Goal: In the material below, find all lines with the string "color" and copy them.

Data:
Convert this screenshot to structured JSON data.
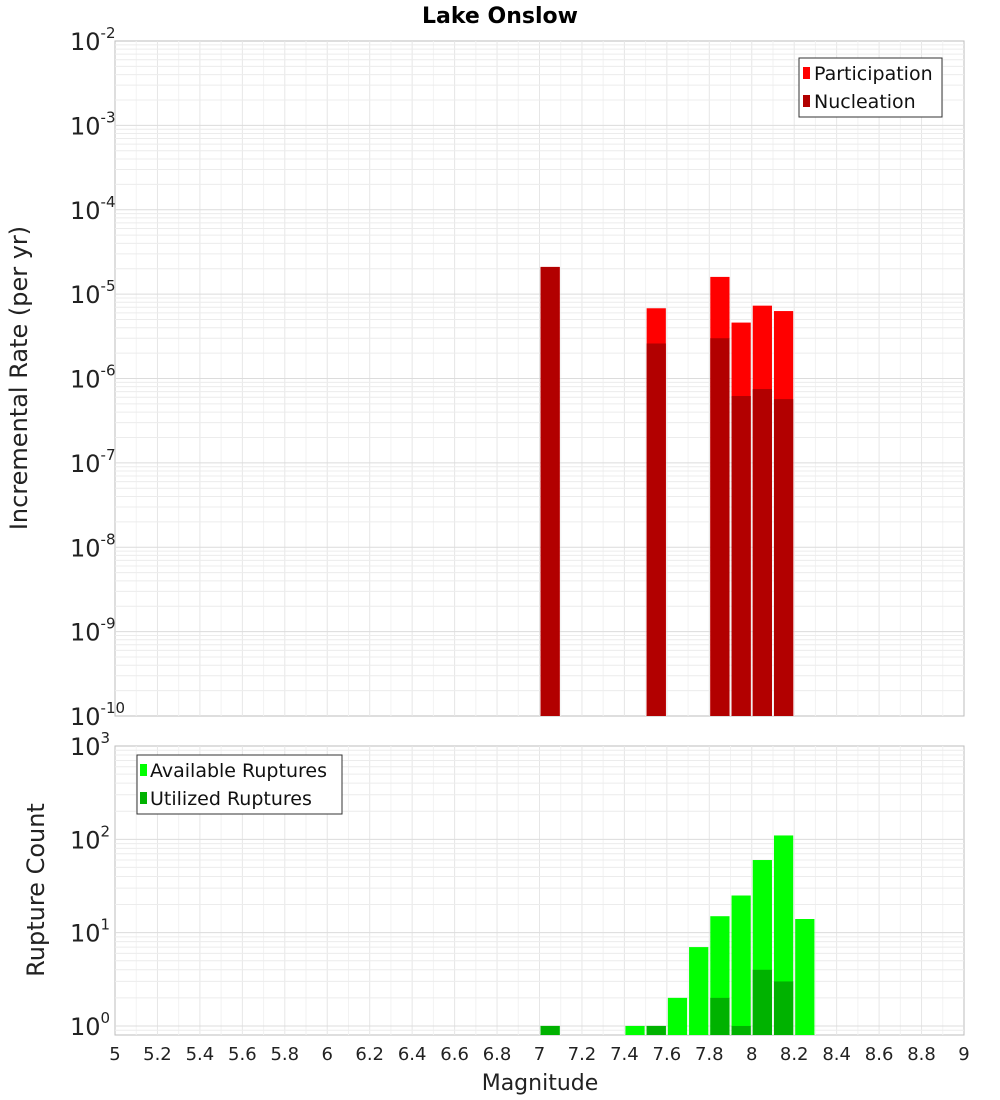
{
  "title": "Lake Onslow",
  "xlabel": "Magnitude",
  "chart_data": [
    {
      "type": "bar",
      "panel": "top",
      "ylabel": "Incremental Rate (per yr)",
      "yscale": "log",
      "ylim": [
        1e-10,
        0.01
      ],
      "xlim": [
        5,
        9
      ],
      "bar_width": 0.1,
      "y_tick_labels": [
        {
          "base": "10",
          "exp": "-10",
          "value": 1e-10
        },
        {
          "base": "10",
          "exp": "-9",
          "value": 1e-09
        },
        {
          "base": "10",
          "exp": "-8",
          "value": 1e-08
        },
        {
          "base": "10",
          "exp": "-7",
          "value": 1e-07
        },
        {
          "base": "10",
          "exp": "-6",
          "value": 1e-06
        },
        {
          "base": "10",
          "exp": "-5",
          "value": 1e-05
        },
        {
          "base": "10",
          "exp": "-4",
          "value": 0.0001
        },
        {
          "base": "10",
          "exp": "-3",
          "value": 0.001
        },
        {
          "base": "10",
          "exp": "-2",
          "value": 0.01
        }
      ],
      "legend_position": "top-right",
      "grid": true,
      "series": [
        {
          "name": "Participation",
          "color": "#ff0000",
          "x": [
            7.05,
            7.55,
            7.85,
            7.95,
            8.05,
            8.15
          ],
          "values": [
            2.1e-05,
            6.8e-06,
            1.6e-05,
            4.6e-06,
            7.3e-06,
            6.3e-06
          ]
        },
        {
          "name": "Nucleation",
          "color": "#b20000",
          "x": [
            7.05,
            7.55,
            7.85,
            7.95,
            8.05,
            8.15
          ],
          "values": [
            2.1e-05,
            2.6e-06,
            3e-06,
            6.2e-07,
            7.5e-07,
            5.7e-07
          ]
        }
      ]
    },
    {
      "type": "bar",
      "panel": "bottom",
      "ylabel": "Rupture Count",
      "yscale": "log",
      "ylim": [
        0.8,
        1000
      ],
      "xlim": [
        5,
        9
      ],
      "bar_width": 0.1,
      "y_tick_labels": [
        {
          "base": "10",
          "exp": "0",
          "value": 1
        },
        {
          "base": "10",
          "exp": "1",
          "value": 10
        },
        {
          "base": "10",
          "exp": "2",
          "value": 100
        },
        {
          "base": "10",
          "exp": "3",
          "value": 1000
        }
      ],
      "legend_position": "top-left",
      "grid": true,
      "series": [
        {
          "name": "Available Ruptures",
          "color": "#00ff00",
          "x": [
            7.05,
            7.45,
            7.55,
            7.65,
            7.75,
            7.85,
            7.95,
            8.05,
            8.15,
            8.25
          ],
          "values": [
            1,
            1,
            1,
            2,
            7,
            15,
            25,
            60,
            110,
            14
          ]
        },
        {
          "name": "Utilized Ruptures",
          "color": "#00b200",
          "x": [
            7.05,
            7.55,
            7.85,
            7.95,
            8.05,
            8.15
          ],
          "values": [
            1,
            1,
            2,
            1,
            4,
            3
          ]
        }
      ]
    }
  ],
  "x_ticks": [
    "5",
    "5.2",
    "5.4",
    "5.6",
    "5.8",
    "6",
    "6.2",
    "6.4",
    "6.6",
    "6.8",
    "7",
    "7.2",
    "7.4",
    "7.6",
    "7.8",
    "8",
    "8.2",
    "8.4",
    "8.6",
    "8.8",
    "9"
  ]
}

Result of this exercise:
          "color": "#ff0000",
          "color": "#b20000",
          "color": "#00ff00",
          "color": "#00b200",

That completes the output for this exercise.